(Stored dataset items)
=-=-=

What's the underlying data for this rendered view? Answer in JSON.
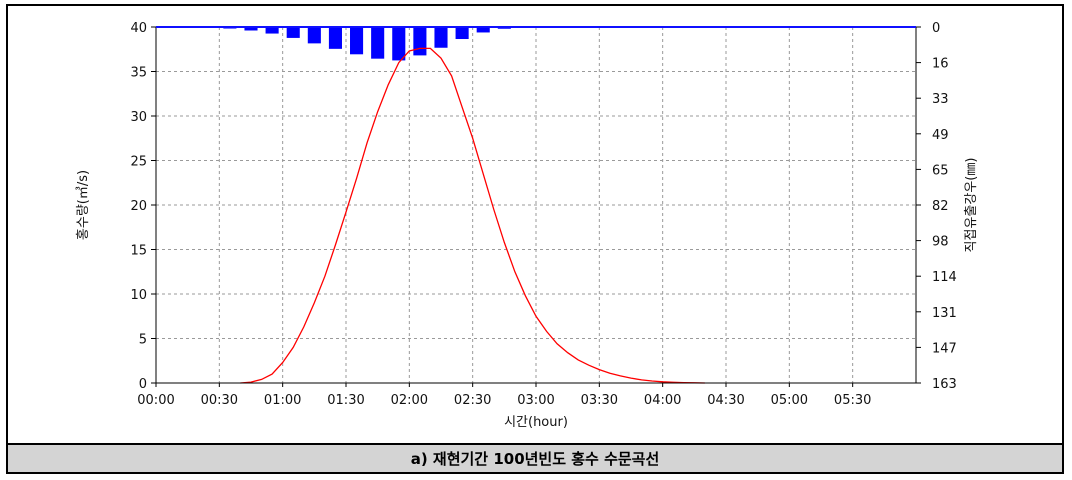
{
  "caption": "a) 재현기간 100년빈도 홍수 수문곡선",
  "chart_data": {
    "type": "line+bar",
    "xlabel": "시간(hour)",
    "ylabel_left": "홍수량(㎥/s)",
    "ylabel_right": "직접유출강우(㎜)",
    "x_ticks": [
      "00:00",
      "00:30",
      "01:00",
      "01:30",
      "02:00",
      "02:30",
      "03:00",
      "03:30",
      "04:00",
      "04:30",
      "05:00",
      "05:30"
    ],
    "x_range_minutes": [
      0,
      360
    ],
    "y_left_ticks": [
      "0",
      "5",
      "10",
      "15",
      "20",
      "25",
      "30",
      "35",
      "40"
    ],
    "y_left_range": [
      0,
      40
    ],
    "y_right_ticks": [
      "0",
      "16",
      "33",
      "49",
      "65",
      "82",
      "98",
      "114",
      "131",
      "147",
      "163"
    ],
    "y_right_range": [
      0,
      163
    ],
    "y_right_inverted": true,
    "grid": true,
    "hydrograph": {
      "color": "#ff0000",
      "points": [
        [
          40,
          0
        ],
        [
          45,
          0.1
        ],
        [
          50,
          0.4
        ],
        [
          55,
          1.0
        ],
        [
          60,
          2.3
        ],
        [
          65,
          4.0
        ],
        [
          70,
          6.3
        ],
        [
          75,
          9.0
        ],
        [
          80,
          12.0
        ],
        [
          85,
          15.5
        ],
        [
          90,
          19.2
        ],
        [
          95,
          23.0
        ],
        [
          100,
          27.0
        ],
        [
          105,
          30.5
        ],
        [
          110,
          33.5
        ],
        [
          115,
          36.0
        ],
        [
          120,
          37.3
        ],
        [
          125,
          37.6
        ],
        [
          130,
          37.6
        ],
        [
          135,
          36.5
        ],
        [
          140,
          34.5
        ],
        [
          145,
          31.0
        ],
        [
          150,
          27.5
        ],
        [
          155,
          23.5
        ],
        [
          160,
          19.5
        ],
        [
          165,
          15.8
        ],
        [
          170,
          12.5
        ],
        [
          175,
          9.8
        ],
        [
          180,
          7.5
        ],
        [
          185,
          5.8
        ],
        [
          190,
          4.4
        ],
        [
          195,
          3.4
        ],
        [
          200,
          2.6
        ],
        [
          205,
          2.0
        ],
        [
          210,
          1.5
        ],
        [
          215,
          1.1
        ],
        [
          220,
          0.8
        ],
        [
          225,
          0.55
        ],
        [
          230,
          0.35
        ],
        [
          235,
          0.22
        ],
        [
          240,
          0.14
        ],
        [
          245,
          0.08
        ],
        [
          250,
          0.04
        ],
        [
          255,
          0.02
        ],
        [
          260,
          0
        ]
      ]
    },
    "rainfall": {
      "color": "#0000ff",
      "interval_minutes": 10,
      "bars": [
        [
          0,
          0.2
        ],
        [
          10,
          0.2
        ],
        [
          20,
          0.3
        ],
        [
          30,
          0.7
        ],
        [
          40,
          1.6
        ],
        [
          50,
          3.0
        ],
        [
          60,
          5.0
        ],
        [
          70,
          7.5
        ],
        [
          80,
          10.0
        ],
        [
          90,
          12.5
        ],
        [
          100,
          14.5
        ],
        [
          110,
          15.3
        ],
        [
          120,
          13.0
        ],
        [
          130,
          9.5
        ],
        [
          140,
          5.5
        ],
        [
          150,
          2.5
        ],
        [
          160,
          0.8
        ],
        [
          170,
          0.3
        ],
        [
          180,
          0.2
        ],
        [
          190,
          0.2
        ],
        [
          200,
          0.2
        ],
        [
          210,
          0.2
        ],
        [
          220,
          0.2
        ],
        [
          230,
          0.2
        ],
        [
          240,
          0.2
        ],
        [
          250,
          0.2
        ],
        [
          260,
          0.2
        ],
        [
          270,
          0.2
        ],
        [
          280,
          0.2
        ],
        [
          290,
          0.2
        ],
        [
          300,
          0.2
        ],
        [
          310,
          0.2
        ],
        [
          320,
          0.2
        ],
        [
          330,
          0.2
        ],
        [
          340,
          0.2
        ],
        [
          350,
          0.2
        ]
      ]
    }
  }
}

=-=-=

▶ **Task to complete**: Copy the listing word for word, excluding its pictures.

▶ **Expected answer**:
What's the underlying data for this rendered view? Answer in JSON.
{
  "caption": "a) 재현기간 100년빈도 홍수 수문곡선",
  "chart_data": {
    "type": "line+bar",
    "xlabel": "시간(hour)",
    "ylabel_left": "홍수량(㎥/s)",
    "ylabel_right": "직접유출강우(㎜)",
    "x_ticks": [
      "00:00",
      "00:30",
      "01:00",
      "01:30",
      "02:00",
      "02:30",
      "03:00",
      "03:30",
      "04:00",
      "04:30",
      "05:00",
      "05:30"
    ],
    "x_range_minutes": [
      0,
      360
    ],
    "y_left_ticks": [
      "0",
      "5",
      "10",
      "15",
      "20",
      "25",
      "30",
      "35",
      "40"
    ],
    "y_left_range": [
      0,
      40
    ],
    "y_right_ticks": [
      "0",
      "16",
      "33",
      "49",
      "65",
      "82",
      "98",
      "114",
      "131",
      "147",
      "163"
    ],
    "y_right_range": [
      0,
      163
    ],
    "y_right_inverted": true,
    "grid": true,
    "hydrograph": {
      "color": "#ff0000",
      "points": [
        [
          40,
          0
        ],
        [
          45,
          0.1
        ],
        [
          50,
          0.4
        ],
        [
          55,
          1.0
        ],
        [
          60,
          2.3
        ],
        [
          65,
          4.0
        ],
        [
          70,
          6.3
        ],
        [
          75,
          9.0
        ],
        [
          80,
          12.0
        ],
        [
          85,
          15.5
        ],
        [
          90,
          19.2
        ],
        [
          95,
          23.0
        ],
        [
          100,
          27.0
        ],
        [
          105,
          30.5
        ],
        [
          110,
          33.5
        ],
        [
          115,
          36.0
        ],
        [
          120,
          37.3
        ],
        [
          125,
          37.6
        ],
        [
          130,
          37.6
        ],
        [
          135,
          36.5
        ],
        [
          140,
          34.5
        ],
        [
          145,
          31.0
        ],
        [
          150,
          27.5
        ],
        [
          155,
          23.5
        ],
        [
          160,
          19.5
        ],
        [
          165,
          15.8
        ],
        [
          170,
          12.5
        ],
        [
          175,
          9.8
        ],
        [
          180,
          7.5
        ],
        [
          185,
          5.8
        ],
        [
          190,
          4.4
        ],
        [
          195,
          3.4
        ],
        [
          200,
          2.6
        ],
        [
          205,
          2.0
        ],
        [
          210,
          1.5
        ],
        [
          215,
          1.1
        ],
        [
          220,
          0.8
        ],
        [
          225,
          0.55
        ],
        [
          230,
          0.35
        ],
        [
          235,
          0.22
        ],
        [
          240,
          0.14
        ],
        [
          245,
          0.08
        ],
        [
          250,
          0.04
        ],
        [
          255,
          0.02
        ],
        [
          260,
          0
        ]
      ]
    },
    "rainfall": {
      "color": "#0000ff",
      "interval_minutes": 10,
      "bars": [
        [
          0,
          0.2
        ],
        [
          10,
          0.2
        ],
        [
          20,
          0.3
        ],
        [
          30,
          0.7
        ],
        [
          40,
          1.6
        ],
        [
          50,
          3.0
        ],
        [
          60,
          5.0
        ],
        [
          70,
          7.5
        ],
        [
          80,
          10.0
        ],
        [
          90,
          12.5
        ],
        [
          100,
          14.5
        ],
        [
          110,
          15.3
        ],
        [
          120,
          13.0
        ],
        [
          130,
          9.5
        ],
        [
          140,
          5.5
        ],
        [
          150,
          2.5
        ],
        [
          160,
          0.8
        ],
        [
          170,
          0.3
        ],
        [
          180,
          0.2
        ],
        [
          190,
          0.2
        ],
        [
          200,
          0.2
        ],
        [
          210,
          0.2
        ],
        [
          220,
          0.2
        ],
        [
          230,
          0.2
        ],
        [
          240,
          0.2
        ],
        [
          250,
          0.2
        ],
        [
          260,
          0.2
        ],
        [
          270,
          0.2
        ],
        [
          280,
          0.2
        ],
        [
          290,
          0.2
        ],
        [
          300,
          0.2
        ],
        [
          310,
          0.2
        ],
        [
          320,
          0.2
        ],
        [
          330,
          0.2
        ],
        [
          340,
          0.2
        ],
        [
          350,
          0.2
        ]
      ]
    }
  }
}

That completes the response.